:: SUPPLIED RECORDS ::
━━━━━━━━━━━━━━━━

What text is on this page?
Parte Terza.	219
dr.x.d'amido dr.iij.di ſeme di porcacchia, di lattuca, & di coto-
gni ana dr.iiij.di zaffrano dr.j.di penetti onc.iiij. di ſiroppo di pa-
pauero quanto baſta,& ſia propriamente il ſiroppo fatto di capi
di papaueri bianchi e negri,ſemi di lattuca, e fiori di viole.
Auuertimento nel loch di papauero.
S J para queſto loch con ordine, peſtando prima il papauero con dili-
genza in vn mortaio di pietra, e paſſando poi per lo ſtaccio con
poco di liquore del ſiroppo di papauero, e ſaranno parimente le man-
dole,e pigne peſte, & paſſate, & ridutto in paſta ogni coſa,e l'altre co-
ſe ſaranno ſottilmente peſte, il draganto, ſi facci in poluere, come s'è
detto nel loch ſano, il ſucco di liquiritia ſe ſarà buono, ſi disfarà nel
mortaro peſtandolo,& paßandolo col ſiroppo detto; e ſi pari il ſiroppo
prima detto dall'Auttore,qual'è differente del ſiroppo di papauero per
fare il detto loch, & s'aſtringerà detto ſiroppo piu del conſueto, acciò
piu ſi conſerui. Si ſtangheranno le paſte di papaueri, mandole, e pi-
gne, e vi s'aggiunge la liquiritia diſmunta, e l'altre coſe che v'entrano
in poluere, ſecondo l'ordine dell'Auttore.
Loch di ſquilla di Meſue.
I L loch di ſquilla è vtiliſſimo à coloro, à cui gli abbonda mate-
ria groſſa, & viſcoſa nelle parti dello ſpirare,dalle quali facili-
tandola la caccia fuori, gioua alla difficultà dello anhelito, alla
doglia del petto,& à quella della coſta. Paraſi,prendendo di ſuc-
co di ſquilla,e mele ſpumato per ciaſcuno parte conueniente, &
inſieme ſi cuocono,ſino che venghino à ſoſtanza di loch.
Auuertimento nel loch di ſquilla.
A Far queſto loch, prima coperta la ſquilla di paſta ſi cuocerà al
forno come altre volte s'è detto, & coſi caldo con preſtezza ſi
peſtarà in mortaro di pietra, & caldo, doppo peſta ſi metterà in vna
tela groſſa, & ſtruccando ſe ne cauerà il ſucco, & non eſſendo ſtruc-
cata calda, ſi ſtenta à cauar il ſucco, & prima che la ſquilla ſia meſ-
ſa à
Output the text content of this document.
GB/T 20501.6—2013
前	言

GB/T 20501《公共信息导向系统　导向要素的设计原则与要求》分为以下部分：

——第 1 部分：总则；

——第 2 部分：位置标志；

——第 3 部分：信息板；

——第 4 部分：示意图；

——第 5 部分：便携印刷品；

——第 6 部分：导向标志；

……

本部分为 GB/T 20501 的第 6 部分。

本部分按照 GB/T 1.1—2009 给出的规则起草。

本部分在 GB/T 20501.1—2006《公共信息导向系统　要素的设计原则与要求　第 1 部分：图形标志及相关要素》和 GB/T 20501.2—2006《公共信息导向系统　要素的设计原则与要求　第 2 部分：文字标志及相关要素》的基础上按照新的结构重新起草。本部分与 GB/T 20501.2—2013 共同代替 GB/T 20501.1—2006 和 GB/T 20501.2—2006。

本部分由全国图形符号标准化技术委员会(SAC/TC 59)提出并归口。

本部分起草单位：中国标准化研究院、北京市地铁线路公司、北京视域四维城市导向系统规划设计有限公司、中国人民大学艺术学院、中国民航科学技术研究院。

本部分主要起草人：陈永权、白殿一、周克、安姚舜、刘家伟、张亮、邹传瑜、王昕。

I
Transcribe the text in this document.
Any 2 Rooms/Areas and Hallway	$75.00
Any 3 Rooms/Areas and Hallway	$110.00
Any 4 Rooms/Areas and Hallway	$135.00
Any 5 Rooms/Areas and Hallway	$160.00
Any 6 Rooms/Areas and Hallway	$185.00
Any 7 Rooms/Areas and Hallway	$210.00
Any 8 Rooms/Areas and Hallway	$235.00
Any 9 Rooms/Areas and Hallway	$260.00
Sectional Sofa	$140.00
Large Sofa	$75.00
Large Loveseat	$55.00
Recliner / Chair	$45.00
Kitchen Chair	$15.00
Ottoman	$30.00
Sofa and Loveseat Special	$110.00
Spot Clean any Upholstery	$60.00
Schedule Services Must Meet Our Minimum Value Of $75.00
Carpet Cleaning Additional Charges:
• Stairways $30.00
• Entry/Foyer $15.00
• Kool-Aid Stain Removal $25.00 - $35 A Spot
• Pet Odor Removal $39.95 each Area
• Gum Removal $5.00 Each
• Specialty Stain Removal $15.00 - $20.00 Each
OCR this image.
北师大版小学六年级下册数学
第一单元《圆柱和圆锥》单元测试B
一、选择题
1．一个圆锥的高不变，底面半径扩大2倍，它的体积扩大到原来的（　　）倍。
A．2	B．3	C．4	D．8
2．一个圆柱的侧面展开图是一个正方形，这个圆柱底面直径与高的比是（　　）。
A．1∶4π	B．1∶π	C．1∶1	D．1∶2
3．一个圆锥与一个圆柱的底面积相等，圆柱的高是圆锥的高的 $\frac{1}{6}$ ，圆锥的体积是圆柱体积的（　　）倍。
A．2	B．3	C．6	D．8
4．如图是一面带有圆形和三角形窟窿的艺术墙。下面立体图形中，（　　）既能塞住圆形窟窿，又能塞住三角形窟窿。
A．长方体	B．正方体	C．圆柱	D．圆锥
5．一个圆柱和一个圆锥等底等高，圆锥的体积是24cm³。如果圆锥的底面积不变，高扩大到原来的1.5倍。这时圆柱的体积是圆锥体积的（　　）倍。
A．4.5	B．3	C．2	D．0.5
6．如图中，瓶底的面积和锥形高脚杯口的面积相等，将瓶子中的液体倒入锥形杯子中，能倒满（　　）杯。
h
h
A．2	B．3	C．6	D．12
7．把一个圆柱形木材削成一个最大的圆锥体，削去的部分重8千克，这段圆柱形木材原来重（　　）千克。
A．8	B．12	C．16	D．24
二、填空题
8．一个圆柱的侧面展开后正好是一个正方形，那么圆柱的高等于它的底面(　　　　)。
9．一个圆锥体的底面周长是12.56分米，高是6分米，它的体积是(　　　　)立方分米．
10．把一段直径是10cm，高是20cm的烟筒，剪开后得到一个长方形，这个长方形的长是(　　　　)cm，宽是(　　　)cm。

━━━━━━━━━━━━━━━━

:: EXERCISE INSTRUCTIONS ::
Copy every line of the records above that holds the word "text".

:: SOLUTION BELOW ::
What text is on this page?
Output the text content of this document.
Transcribe the text in this document.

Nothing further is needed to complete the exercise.